(Extracts from a graphics dataset)
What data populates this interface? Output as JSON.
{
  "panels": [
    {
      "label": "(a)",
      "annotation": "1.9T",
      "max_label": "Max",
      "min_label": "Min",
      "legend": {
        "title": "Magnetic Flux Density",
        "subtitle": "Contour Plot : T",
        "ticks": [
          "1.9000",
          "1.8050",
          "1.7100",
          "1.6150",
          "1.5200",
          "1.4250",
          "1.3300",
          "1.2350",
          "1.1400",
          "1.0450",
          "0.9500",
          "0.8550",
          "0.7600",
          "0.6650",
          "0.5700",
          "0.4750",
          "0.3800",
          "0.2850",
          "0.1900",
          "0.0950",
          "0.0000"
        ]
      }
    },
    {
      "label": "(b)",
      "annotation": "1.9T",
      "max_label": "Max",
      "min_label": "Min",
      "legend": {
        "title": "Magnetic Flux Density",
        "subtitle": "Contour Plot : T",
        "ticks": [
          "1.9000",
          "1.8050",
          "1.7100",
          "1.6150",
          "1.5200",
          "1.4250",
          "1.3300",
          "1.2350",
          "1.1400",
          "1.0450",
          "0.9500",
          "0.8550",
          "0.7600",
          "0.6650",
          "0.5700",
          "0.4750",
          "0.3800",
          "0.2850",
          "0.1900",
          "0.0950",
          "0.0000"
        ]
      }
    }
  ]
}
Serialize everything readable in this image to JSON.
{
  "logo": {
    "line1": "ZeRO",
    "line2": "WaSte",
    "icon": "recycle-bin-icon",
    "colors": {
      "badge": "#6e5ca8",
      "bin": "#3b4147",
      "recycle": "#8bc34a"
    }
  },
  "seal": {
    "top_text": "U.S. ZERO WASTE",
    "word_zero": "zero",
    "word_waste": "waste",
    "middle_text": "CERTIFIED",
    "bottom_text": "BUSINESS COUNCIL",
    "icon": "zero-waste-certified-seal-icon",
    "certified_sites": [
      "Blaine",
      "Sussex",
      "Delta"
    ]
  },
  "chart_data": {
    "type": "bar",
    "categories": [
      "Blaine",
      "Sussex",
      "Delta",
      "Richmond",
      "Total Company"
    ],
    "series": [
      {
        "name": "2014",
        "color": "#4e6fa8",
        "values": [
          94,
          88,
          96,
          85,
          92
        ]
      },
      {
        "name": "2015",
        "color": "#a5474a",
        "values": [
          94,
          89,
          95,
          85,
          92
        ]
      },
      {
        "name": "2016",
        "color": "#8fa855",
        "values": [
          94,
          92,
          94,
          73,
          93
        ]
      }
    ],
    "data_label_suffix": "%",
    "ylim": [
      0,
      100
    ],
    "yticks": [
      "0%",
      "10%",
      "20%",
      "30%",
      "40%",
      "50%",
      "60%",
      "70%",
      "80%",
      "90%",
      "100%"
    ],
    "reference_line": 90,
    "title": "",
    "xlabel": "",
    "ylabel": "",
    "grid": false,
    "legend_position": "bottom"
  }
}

TASK INSTRUCTIONS: Copy every line of the data that holds the string "this".

FULL SOLUTION:
What data populates this interface? Output as JSON.
Serialize everything readable in this image to JSON.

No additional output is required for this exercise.